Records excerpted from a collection
[Start of section]
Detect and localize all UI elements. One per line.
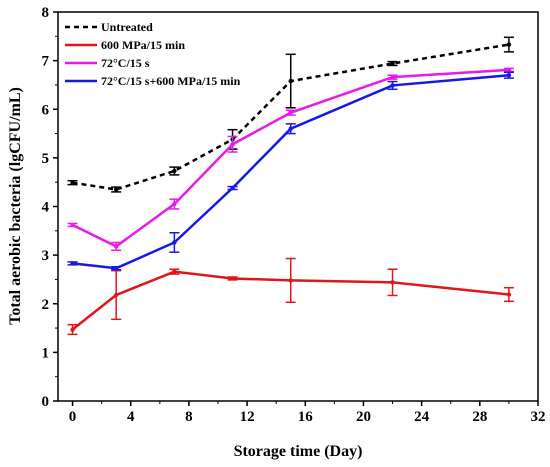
y-axis-title: Total aerobic bacteria (lgCFU/mL) (7, 87, 24, 325)
y-axis: 0 1 2 3 4 5 6 7 8 (42, 5, 58, 410)
data-point-0-4 (288, 78, 293, 84)
y-tick-label-5: 5 (42, 151, 50, 167)
legend-label-0: Untreated (101, 20, 153, 34)
data-point-3-5 (390, 83, 395, 88)
data-point-3-2 (172, 240, 177, 245)
x-tick-label-7: 28 (472, 409, 487, 425)
data-point-1-6 (506, 292, 512, 297)
data-point-2-6 (506, 67, 512, 73)
plot-frame (57, 11, 539, 402)
data-point-3-0 (70, 261, 75, 266)
y-tick-label-0: 0 (42, 394, 50, 410)
legend-label-1: 600 MPa/15 min (101, 38, 185, 52)
y-tick-label-6: 6 (42, 102, 50, 118)
y-tick-label-8: 8 (42, 5, 50, 21)
x-tick-label-8: 32 (531, 409, 546, 425)
data-point-1-5 (390, 280, 395, 285)
data-point-1-3 (230, 276, 235, 281)
data-point-2-3 (230, 142, 235, 147)
series-1 (67, 257, 514, 336)
legend-label-3: 72°C/15 s+600 MPa/15 min (101, 74, 241, 88)
series-3 (67, 71, 514, 271)
data-point-2-5 (390, 74, 395, 80)
x-tick-label-4: 16 (298, 409, 314, 425)
data-point-1-4 (288, 278, 293, 283)
data-point-0-1 (113, 187, 119, 192)
legend: Untreated 600 MPa/15 min 72°C/15 s 72°C/15 … (65, 20, 241, 88)
data-point-2-0 (70, 222, 75, 228)
x-tick-label-1: 4 (127, 409, 135, 425)
data-point-3-4 (288, 126, 293, 131)
x-tick-label-2: 8 (185, 409, 193, 425)
y-tick-label-2: 2 (42, 297, 50, 313)
y-tick-label-7: 7 (42, 54, 50, 70)
x-axis-title: Storage time (Day) (234, 443, 363, 460)
x-axis: 0 4 8 12 16 20 24 28 32 (69, 401, 546, 425)
data-point-1-2 (172, 269, 177, 274)
x-tick-label-3: 12 (240, 409, 255, 425)
data-point-2-4 (288, 110, 293, 115)
x-tick-label-5: 20 (356, 409, 371, 425)
series-layer (67, 36, 514, 336)
data-point-0-0 (70, 180, 75, 185)
data-point-3-3 (230, 185, 235, 191)
x-tick-label-0: 0 (69, 409, 77, 425)
data-point-3-1 (113, 266, 119, 271)
data-point-1-1 (113, 292, 119, 298)
x-tick-label-6: 24 (414, 409, 430, 425)
y-tick-label-3: 3 (42, 248, 50, 264)
data-point-0-5 (390, 61, 395, 66)
y-tick-label-4: 4 (42, 200, 50, 216)
series-2 (67, 67, 514, 252)
y-tick-label-1: 1 (42, 345, 50, 361)
data-point-2-2 (172, 201, 177, 207)
legend-label-2: 72°C/15 s (101, 56, 150, 70)
data-point-0-2 (172, 168, 177, 174)
data-point-0-6 (506, 42, 512, 47)
data-point-1-0 (70, 327, 75, 332)
data-point-2-1 (113, 244, 119, 249)
data-point-3-6 (506, 73, 512, 78)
[End of section]
:: What is required ::
Tell me how many lines of the records include the word "axis", replying with the number alone.

:: Response to this task ::
4